_Job_: Answer with nothing but the number of lines that include the word "Convert".

* start Dataset content *

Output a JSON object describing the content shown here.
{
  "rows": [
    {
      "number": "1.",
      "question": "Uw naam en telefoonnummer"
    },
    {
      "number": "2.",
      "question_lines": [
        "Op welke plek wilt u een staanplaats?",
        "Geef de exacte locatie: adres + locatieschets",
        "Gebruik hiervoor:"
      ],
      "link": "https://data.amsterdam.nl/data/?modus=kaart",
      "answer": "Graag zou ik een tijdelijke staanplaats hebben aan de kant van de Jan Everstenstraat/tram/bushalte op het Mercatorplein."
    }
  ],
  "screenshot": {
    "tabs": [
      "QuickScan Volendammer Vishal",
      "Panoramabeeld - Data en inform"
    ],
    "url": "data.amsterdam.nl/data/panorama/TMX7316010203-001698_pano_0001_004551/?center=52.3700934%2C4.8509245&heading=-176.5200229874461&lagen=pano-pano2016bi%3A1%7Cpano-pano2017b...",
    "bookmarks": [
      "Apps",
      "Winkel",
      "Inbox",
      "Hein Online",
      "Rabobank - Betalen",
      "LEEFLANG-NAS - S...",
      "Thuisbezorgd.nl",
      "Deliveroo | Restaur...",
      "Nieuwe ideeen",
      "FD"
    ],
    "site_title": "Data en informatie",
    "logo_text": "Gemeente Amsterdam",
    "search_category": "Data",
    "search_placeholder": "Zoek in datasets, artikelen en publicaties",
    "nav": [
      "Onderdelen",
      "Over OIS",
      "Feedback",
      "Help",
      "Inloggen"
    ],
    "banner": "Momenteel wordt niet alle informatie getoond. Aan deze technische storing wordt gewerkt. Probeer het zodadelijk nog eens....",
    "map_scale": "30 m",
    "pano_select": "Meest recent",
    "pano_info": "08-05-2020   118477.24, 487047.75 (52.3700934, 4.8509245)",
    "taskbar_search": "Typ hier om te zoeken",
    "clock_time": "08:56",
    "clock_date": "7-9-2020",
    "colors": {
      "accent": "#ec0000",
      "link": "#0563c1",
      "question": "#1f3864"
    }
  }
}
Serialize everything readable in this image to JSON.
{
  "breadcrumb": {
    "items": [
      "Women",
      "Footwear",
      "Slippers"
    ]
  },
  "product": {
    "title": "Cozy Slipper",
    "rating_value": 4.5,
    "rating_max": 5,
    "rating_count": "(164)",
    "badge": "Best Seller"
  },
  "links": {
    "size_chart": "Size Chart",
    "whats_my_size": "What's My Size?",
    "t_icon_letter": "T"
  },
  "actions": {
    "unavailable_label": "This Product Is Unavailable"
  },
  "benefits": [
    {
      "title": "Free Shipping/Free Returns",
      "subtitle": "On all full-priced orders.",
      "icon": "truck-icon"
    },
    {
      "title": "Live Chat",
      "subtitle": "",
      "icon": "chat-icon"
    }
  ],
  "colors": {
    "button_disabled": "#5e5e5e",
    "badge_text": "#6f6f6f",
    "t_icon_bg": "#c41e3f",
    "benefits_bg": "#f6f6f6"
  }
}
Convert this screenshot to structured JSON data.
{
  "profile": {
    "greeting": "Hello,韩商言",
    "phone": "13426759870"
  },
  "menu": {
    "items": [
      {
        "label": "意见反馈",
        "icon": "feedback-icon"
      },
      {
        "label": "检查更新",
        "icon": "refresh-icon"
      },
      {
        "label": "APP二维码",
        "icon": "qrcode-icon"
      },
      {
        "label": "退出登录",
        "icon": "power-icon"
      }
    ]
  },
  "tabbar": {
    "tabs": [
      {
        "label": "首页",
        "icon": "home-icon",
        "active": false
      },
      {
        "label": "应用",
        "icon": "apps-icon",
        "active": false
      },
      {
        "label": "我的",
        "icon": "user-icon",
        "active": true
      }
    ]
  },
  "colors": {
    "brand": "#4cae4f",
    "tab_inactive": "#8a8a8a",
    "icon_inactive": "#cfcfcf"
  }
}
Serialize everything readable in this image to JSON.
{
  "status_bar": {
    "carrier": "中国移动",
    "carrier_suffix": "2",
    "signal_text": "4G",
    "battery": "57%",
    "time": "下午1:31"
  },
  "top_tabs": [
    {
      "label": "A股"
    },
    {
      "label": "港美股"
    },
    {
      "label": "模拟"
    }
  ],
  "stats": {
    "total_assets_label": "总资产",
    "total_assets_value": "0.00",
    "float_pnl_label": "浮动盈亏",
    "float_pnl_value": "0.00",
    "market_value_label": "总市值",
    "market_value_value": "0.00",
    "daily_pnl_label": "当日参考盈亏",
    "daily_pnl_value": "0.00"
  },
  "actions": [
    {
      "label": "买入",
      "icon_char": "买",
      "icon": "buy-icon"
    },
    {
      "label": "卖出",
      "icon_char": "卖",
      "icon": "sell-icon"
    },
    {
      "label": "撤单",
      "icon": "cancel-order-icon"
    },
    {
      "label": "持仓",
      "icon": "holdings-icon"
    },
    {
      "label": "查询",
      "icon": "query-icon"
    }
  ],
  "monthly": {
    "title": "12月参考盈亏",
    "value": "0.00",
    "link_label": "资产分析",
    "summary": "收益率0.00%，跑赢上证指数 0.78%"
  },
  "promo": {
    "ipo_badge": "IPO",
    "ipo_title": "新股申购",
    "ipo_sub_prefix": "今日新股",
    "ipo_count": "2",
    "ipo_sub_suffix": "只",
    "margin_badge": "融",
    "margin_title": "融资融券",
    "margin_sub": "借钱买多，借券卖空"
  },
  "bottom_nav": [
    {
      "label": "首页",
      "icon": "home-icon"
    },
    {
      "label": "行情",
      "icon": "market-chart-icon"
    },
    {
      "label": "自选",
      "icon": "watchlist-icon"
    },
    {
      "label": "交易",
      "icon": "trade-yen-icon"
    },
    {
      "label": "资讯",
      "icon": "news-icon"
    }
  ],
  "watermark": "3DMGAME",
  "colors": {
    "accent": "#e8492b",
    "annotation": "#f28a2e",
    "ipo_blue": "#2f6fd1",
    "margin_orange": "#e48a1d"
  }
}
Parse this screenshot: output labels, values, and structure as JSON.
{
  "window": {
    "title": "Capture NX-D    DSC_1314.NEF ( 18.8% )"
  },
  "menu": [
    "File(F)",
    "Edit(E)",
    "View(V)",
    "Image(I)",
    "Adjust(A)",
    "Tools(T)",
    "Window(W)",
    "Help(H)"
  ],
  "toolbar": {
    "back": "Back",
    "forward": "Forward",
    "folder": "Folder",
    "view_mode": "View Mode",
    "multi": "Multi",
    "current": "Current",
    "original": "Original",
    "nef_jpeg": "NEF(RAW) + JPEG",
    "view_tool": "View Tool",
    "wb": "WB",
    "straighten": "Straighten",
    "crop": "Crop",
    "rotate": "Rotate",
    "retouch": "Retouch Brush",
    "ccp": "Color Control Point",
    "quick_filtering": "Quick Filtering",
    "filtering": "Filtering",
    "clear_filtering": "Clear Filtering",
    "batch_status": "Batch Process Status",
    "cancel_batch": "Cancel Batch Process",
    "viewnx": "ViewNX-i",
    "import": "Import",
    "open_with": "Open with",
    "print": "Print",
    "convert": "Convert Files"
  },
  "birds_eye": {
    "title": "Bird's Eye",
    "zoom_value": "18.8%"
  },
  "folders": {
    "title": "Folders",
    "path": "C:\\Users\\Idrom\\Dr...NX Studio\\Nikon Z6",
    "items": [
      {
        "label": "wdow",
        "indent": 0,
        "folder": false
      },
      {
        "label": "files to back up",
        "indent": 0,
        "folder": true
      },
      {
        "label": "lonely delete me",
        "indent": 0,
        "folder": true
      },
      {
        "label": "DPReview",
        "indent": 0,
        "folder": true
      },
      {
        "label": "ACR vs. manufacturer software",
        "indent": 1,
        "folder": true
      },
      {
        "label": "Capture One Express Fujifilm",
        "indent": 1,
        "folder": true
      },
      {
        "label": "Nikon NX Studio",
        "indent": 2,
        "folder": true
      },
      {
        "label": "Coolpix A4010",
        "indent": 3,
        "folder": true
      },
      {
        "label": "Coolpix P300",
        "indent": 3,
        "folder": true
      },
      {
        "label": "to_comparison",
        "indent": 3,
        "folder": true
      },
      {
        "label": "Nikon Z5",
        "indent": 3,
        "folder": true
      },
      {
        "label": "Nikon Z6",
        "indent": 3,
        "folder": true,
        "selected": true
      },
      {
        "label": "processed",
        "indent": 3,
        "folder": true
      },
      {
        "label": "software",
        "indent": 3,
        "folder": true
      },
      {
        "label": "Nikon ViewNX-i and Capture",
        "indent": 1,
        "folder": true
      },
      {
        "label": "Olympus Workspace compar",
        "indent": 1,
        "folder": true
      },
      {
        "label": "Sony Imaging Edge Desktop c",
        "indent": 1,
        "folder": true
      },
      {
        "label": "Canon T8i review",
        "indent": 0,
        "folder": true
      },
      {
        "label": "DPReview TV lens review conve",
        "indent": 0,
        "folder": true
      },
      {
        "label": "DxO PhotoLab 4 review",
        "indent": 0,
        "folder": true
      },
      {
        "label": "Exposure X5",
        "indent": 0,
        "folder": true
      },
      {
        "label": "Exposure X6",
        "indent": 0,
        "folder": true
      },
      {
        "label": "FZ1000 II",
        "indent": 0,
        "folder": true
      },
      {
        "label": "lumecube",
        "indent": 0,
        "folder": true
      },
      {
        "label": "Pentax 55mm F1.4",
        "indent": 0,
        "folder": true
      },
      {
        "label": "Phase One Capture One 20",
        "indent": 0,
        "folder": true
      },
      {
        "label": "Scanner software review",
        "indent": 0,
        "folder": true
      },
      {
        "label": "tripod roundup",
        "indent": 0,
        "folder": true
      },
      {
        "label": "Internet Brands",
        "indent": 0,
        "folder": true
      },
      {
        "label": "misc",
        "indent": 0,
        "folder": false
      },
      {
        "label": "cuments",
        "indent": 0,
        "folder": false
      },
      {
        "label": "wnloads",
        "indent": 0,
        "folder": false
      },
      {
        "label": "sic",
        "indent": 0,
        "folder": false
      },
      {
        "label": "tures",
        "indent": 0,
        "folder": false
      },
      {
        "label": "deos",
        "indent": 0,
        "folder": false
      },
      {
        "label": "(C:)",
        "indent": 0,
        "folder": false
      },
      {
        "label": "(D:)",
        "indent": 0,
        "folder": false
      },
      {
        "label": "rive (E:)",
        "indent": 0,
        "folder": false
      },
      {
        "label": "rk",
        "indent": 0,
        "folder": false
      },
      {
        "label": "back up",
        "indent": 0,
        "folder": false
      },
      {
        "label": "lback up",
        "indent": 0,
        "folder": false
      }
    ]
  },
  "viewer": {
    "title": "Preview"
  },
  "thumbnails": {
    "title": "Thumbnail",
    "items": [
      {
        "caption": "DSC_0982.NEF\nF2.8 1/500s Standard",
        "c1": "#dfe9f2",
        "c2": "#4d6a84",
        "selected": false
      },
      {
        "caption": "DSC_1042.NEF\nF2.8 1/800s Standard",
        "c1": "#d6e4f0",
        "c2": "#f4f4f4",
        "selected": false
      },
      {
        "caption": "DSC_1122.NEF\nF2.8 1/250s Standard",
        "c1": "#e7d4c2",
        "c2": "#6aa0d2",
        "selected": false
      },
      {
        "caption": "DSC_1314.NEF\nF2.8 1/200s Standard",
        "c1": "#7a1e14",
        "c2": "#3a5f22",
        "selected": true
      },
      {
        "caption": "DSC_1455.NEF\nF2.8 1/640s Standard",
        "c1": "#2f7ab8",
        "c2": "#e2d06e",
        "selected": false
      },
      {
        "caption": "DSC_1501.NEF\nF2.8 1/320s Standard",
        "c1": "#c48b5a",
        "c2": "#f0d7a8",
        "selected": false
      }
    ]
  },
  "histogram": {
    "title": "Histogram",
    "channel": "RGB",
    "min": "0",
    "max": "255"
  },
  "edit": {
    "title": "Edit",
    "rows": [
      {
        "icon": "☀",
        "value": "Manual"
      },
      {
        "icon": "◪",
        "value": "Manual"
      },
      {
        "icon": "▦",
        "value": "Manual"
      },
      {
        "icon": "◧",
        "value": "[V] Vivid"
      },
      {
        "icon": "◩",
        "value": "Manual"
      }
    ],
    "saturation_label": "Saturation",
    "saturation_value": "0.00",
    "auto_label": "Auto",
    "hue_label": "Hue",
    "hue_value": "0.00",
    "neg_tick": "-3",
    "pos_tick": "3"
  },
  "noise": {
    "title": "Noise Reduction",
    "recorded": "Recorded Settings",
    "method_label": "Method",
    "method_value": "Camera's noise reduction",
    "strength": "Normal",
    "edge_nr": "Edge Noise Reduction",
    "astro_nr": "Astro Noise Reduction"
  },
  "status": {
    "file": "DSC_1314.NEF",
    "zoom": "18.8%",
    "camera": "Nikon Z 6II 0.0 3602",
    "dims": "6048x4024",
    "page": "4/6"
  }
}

* end Dataset content *

_Result of this task_: 2